Saved entries:
####

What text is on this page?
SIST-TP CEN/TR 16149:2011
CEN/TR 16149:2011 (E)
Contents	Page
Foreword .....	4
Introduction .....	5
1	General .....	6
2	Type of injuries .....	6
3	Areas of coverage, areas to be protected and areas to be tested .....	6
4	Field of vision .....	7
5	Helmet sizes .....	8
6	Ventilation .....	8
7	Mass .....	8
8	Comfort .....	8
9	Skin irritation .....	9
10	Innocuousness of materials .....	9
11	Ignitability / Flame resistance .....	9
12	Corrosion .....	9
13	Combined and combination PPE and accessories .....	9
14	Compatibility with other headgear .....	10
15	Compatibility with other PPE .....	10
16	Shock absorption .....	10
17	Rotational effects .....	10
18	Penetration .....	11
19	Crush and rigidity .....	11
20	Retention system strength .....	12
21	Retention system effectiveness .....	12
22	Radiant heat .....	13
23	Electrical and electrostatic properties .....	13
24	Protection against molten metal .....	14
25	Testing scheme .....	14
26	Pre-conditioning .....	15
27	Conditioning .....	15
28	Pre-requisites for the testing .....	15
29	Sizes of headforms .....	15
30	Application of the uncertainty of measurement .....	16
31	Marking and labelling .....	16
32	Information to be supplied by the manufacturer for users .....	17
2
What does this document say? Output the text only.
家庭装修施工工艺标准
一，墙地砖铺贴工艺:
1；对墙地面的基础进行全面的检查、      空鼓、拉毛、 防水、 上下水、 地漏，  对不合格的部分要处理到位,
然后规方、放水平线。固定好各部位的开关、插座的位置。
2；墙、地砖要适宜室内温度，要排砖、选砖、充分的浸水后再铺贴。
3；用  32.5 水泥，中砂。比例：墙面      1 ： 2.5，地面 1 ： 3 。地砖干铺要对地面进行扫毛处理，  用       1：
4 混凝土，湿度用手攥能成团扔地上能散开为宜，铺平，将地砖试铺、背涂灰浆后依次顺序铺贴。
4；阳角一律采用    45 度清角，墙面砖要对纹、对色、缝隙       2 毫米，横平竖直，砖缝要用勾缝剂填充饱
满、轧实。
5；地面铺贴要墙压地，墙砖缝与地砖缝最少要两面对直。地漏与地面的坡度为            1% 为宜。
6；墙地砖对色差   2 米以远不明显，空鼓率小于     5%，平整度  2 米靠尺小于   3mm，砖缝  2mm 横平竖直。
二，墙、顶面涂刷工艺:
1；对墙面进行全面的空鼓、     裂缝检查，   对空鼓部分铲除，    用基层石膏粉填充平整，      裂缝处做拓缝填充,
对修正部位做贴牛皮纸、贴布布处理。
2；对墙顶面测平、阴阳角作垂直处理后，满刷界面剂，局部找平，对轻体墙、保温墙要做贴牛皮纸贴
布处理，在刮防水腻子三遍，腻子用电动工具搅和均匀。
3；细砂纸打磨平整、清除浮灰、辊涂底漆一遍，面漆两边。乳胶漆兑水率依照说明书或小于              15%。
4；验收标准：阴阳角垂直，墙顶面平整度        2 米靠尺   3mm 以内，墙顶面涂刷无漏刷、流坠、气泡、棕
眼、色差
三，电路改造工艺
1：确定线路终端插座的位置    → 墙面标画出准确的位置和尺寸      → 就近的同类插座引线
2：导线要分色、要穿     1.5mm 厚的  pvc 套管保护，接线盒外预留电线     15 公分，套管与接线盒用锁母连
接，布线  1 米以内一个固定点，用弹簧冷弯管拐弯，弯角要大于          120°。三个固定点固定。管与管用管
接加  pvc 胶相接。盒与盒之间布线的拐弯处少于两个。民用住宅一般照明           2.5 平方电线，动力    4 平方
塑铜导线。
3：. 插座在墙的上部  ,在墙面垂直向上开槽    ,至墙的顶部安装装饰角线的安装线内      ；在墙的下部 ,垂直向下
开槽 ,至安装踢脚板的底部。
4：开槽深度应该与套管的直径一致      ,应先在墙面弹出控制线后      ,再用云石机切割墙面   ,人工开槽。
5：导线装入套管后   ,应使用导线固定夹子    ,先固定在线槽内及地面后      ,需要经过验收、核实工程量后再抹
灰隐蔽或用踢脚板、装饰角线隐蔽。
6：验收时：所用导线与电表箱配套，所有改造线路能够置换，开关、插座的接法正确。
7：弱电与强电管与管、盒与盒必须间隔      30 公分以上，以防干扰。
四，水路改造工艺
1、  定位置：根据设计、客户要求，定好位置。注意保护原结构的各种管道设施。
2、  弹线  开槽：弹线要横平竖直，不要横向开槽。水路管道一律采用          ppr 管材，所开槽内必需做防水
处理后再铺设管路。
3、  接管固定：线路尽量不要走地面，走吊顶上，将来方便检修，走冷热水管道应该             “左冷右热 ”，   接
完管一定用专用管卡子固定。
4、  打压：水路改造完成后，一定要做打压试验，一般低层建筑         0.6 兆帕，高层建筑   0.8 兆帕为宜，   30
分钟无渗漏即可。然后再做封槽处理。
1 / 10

####

Problem statement → Where a line above includes "What", copy that line.

Written solution →
What text is on this page?
What does this document say? Output the text only.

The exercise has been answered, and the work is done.